▶ **WRITTEN PROBLEM**
Pull every line that holds the word "frac" from the entries.

Dataset items:
========================================================================

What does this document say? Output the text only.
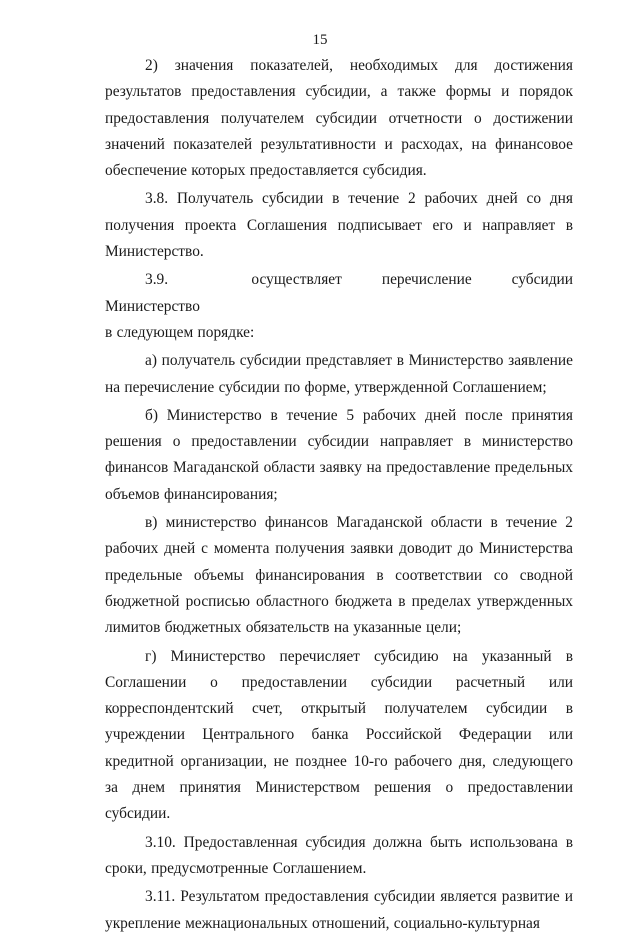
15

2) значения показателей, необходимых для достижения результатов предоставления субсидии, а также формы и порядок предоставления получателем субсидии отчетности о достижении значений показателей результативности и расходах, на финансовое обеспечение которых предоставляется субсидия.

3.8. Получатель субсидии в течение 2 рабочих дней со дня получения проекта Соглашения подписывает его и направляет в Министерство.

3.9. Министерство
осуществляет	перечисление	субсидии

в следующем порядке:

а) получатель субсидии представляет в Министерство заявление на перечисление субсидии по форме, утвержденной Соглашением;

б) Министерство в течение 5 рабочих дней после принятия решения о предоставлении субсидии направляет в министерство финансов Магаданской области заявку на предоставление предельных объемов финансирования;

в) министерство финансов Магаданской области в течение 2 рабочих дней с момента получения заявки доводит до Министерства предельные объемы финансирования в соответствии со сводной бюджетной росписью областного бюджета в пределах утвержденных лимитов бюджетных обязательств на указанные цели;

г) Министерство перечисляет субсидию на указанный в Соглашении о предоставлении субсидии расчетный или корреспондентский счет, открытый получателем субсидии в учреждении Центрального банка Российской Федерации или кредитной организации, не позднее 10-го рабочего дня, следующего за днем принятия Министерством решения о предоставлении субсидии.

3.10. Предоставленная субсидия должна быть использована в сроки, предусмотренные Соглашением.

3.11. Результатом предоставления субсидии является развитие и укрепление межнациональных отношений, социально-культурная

========================================================================

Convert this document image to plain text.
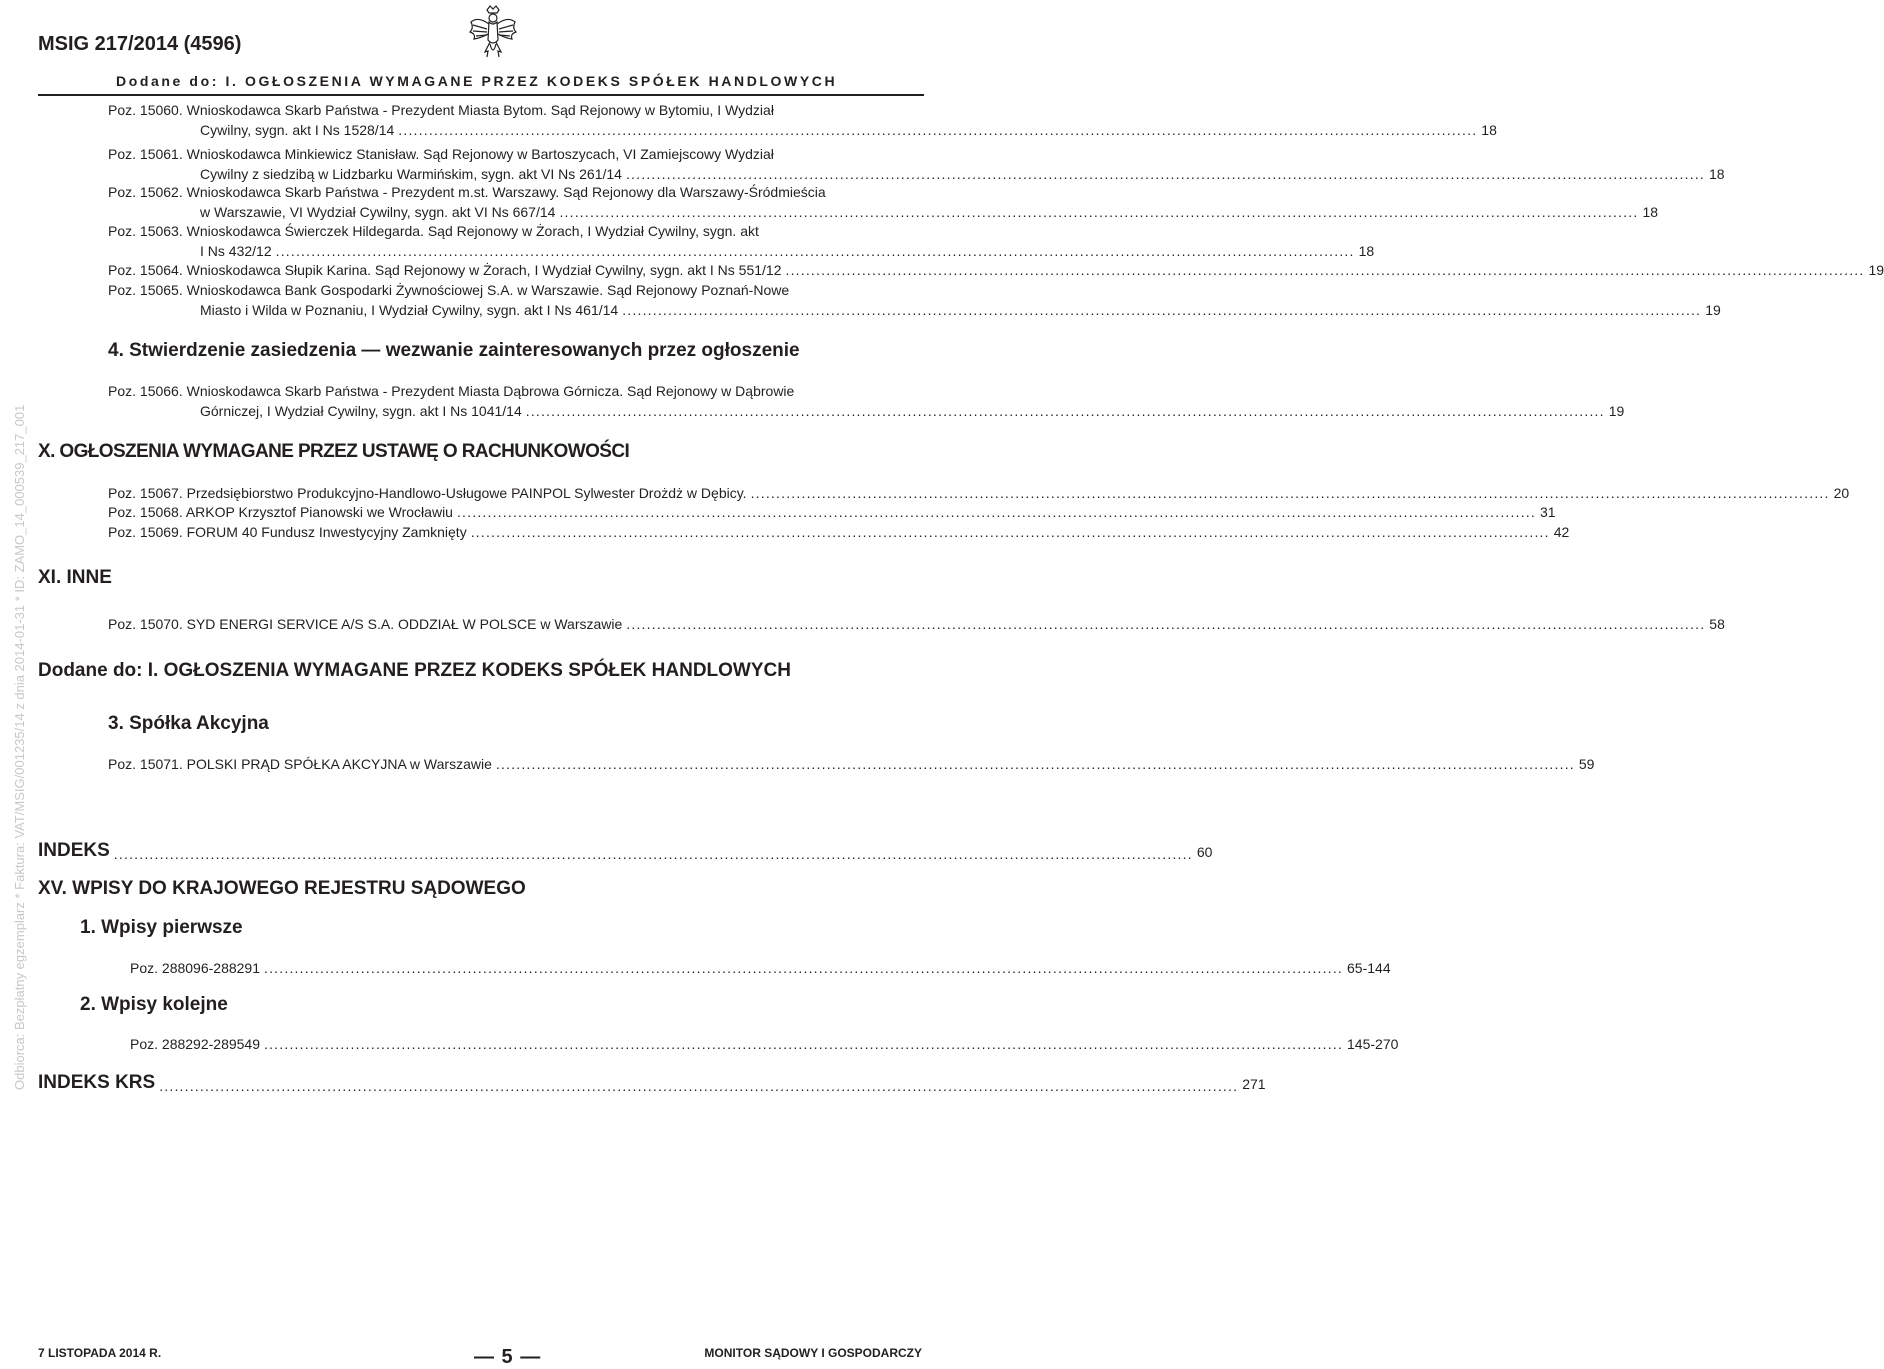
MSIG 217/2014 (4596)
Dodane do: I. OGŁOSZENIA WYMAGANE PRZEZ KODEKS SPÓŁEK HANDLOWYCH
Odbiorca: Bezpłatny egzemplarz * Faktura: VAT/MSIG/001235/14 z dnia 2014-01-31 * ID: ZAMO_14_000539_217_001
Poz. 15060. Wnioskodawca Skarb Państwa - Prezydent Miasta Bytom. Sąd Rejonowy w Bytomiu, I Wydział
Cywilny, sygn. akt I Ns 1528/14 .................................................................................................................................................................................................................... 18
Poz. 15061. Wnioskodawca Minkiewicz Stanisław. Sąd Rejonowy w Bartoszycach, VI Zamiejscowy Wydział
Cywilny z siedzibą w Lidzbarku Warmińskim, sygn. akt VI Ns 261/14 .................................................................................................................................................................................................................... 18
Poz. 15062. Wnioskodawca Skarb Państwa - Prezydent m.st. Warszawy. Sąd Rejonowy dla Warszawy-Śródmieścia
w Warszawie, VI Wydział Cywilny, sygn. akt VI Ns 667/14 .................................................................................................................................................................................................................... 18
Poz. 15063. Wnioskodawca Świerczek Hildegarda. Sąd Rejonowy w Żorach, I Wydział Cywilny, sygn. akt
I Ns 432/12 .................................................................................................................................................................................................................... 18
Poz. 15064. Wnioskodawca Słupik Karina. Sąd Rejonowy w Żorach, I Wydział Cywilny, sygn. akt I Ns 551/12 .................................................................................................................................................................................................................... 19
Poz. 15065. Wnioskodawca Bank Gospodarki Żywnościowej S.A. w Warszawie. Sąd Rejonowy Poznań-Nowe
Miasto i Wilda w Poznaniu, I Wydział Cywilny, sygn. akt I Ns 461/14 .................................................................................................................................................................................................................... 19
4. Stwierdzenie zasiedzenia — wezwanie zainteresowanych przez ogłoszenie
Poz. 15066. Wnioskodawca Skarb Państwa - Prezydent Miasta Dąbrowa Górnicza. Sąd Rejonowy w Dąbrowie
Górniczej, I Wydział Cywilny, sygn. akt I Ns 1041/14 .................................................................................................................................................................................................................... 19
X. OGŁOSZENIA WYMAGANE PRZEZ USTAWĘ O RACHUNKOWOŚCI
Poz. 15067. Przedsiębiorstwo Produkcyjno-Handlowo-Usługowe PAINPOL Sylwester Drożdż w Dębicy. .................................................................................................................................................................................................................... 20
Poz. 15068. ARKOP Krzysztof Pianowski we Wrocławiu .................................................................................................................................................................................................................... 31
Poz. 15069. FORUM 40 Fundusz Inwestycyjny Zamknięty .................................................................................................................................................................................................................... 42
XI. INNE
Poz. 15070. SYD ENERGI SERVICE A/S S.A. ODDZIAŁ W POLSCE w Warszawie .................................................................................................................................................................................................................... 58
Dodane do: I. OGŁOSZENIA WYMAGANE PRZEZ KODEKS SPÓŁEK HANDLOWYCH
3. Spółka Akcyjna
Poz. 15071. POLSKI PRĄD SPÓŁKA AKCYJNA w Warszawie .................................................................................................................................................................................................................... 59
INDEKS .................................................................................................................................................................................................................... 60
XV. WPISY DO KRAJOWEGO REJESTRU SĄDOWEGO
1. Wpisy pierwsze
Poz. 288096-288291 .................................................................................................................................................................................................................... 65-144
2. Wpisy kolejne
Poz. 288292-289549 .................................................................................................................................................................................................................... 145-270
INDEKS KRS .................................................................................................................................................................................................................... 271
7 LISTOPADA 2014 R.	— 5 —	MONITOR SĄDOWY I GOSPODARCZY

========================================================================

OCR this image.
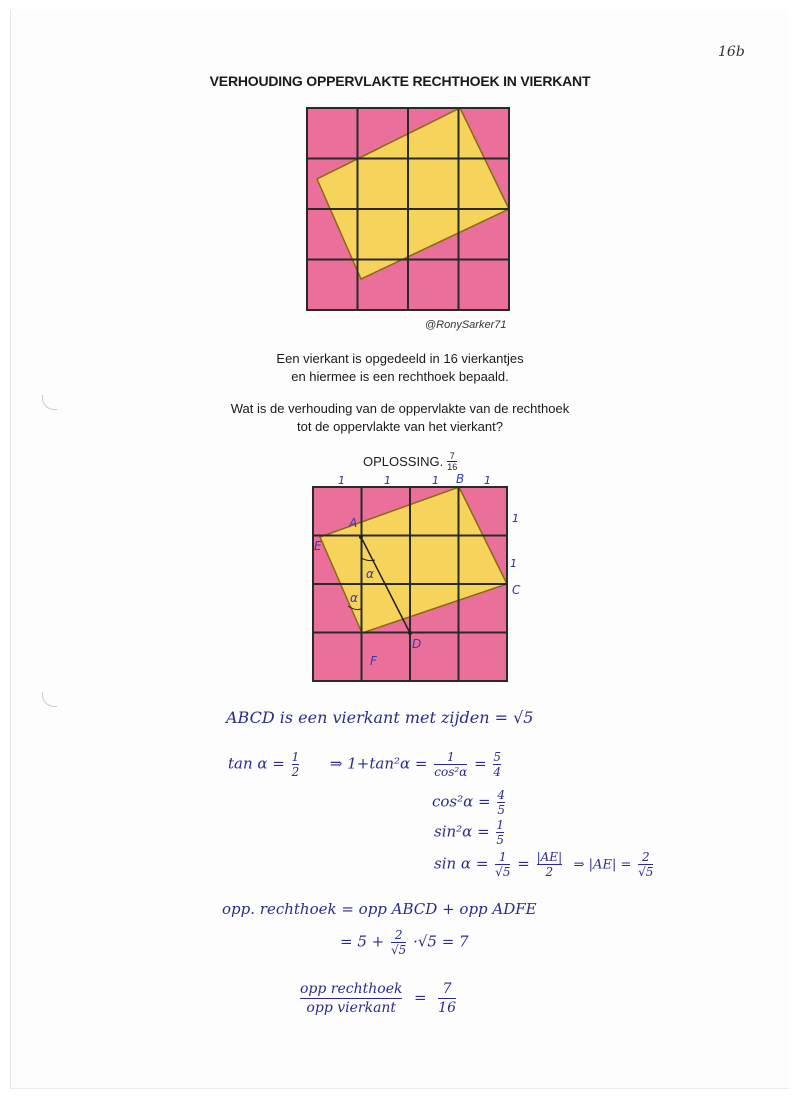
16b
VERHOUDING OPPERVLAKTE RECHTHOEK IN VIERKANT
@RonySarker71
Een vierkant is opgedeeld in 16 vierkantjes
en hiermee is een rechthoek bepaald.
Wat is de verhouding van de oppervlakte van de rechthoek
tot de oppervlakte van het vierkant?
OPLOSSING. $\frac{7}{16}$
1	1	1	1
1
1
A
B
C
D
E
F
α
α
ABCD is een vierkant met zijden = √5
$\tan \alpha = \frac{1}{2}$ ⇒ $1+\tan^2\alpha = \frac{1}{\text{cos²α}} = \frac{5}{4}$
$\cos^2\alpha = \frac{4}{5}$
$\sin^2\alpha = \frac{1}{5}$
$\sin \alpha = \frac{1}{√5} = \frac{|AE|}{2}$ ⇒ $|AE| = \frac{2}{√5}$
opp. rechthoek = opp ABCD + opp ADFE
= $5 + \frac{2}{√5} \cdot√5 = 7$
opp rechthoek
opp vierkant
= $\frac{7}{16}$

========================================================================

▶ **OUTPUT FOR THIS TASK**
OPLOSSING. $\frac{7}{16}$
$\tan \alpha = \frac{1}{2}$ ⇒ $1+\tan^2\alpha = \frac{1}{\text{cos²α}} = \frac{5}{4}$
$\cos^2\alpha = \frac{4}{5}$
$\sin^2\alpha = \frac{1}{5}$
$\sin \alpha = \frac{1}{√5} = \frac{|AE|}{2}$ ⇒ $|AE| = \frac{2}{√5}$
= $5 + \frac{2}{√5} \cdot√5 = 7$
= $\frac{7}{16}$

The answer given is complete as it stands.